··· Vorliegender Text
Wir wollen den ITS bestmöglich unterstützen, indem wir die Zusammenarbeit intensivieren, klare Botschaften vermitteln und konkrete Ziele umsetzen. Im kommenden Jahr trifft sich der IA zum 80. Mal. Aus diesem Anlass werden wir in Luxemburg eine Konferenz abhalten, die sich mit den Potenzialen der Archivbestände für die Forschung aber auch mit Aspekten der Geschichte des ITS befassen wird. Wir möchten noch mehr darauf aufmerksam machen, welcher Schatz an Dokumenten in Bad Arolsen vorhanden ist. Dabei hilft uns die 2013 erfolgte Aufnahme in das UNESCO Weltdokumentenerbe.

Im vergangenen Jahr hat der ITS erstmals Bestände online gestellt. Unterstützen Sie diesen Weg?

Sicher hätten wir diesen Schritt vor einigen Jahren nicht für möglich gehalten, doch er ist richtig. Im Archiv des ITS ist eines der wichtigsten Kapitel der Menschheitsgeschichte dokumentiert. Es ist gleichermaßen bedeutsam für die Forschung und Bildung wie für die eigene Familiengeschichte. Dank des Internets und der Digitalisierung können wir die Menschen heute auf ganz andere Weise erreichen. Durch zusätzliche Online-Ausstellungen werden wir neue Zugänge schaffen. Wir müssen unser Wissen über die Art und die Entstehung der Dokumente noch erheblich vergrößern. Durch eine tiefgehende Erschließung der Bestände soll dies in Zukunft erreicht werden. Das ist auch die Erfahrung der sieben Mitgliedsstaaten des IA, die eine digitale Kopie der Archivbestände des ITS nutzen.

Dies kostet Zeit und das Rad der Weltgeschichte dreht sich weiter. Befürchten Sie nicht, dass das Interesse an der NS-Verfolgung und am Geschehen des Zweiten Weltkrieges nachlassen könnte?

Sicher lässt sich hierzu keine klare Prognose abgeben. Zurzeit weist die Vielzahl der Anfragen darauf hin, dass das Interesse anhaltend stark ist. Und ich bin mir sicher, dass mit Jahrestagen jede Generation wieder neu die Frage stellen wird, was damals geschah im Hinblick auf das politische Geschehen, aber auch die ganz persönliche Geschichte der eigenen Familie. Gerade die Einzelschicksale im Archiv des ITS bieten einen individuellen und wertvollen Zugang zur Geschichte. Denn über die persönliche Betroffenheit erreichen wir die Menschen. Beim ITS stehen die Opfer im Vordergrund. Hier sind die Schicksale aller verfolgten Gruppen und Minderheiten des NS-Regimes dokumentiert.
······
→ **Arbeitsanweisungen**:
1 > Nennen Sie alle Abkürzungen, die im Text über den ITS vorkommen.
2 > Führen Sie den Text über den ITS im Anschluss an seinen letzten Satz fort.
··· Datensatz
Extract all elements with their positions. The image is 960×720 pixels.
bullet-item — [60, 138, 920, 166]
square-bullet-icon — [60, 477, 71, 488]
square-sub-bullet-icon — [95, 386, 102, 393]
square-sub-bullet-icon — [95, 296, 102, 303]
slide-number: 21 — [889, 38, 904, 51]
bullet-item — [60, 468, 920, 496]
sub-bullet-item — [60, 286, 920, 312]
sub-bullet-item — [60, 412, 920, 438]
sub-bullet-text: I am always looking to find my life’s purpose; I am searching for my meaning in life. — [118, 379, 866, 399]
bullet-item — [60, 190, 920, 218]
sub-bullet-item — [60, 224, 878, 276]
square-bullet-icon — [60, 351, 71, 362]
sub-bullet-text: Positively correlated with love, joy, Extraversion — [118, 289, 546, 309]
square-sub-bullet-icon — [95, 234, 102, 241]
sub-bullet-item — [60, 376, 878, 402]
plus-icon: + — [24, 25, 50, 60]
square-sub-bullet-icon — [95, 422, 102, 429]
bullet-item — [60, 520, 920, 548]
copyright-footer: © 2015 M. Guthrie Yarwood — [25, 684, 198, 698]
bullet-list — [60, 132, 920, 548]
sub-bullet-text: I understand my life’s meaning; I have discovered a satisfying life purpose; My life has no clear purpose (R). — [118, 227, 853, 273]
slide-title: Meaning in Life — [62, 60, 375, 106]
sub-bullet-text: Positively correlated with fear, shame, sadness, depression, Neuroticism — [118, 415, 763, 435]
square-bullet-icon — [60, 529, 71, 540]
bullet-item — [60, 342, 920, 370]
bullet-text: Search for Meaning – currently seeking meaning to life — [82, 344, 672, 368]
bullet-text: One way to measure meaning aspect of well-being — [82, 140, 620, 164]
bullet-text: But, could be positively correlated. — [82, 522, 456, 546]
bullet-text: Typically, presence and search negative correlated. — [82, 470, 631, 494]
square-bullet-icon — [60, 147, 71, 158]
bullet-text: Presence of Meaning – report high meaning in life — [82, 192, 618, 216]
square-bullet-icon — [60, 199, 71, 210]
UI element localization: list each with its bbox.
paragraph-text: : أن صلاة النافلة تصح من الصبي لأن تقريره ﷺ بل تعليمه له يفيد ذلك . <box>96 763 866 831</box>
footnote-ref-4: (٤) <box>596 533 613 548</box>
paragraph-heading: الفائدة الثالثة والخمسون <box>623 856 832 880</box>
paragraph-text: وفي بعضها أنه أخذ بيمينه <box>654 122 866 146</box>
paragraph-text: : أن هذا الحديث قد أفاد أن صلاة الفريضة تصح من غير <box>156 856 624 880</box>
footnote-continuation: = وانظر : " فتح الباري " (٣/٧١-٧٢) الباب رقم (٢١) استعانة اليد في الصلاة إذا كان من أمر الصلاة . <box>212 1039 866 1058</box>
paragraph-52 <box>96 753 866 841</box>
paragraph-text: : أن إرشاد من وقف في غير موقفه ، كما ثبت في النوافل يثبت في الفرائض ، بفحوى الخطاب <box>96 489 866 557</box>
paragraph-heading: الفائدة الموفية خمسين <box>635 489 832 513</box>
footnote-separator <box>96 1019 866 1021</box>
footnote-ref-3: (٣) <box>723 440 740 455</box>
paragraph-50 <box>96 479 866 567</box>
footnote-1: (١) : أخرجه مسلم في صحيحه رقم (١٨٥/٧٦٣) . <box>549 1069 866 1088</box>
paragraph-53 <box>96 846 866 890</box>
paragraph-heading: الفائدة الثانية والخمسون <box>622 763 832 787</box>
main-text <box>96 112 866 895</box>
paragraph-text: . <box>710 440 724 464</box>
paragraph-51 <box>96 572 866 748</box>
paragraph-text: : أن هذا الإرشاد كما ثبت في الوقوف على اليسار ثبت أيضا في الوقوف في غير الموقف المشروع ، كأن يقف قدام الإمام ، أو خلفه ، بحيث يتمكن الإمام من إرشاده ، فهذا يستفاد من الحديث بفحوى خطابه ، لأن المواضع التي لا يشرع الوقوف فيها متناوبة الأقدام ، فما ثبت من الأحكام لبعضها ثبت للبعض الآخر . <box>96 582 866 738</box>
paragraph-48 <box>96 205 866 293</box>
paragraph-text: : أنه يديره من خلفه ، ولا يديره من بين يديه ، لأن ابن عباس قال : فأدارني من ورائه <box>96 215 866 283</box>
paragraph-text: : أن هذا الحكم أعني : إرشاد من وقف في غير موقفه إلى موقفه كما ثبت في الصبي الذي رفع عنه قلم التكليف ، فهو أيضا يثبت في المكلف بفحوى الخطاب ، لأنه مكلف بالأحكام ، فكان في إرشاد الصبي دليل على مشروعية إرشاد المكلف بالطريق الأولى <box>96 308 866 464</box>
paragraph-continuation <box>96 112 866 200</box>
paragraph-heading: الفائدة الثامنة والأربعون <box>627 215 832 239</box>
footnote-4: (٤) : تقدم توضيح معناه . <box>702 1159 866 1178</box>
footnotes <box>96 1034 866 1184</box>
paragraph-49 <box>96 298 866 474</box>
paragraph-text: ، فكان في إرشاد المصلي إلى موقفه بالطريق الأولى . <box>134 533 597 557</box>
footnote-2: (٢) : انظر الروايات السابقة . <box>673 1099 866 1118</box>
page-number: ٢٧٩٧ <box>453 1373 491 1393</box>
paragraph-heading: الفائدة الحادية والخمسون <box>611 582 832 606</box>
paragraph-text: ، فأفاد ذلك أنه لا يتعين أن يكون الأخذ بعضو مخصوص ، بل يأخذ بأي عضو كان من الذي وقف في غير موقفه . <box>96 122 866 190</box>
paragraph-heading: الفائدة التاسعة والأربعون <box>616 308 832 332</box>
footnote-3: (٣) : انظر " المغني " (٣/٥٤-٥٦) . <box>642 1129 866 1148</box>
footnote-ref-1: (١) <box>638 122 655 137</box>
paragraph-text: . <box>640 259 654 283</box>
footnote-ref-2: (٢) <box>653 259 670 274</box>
······
→ **Ergebnisse**:
1 > ITS, IA, UNESCO, NS

2 >
Der Nationalismus und Gewalt gegen Minderheiten erstarken in Europa. Ist der Transfer der „Lehren aus der Vergangenheit“ auch für die nachfolgenden Generationen möglich?

Ja und nein. Es wird immer wieder Unbelehrbare geben, denen die Vergangenheit egal ist und die auch keinen Bezug zur eigenen Familiengeschichte entwickeln. Aber der Nationalsozialismus und der Zweite Weltkrieg zeigen uns ganz sicher bis heute die Grenzen auf, die wir als Menschen nicht noch einmal überschreiten sollten. In der globalisierten Welt finden sich nicht alle Menschen zurecht, so mancher fühlt sich ausgeliefert und überfordert. Wir müssen aufpassen, dass diese Verunsicherung nicht missbraucht wird. Die Sehnsucht nach Halt, nach einem Zuhause und einer eigenen Identität ist zutiefst menschlich. Sie darf nicht für die Zwecke eines plumpen Nationalismus eingespannt werden. Ein Archiv wie der ITS kann Versuchen, die eigene Nationalgeschichte neu zu schreiben, deutlich entgegen wirken. Es steht für historische Wahrheiten. Es ist unser Gewissen. Aber es spricht nicht von selbst, sondern muss genutzt werden.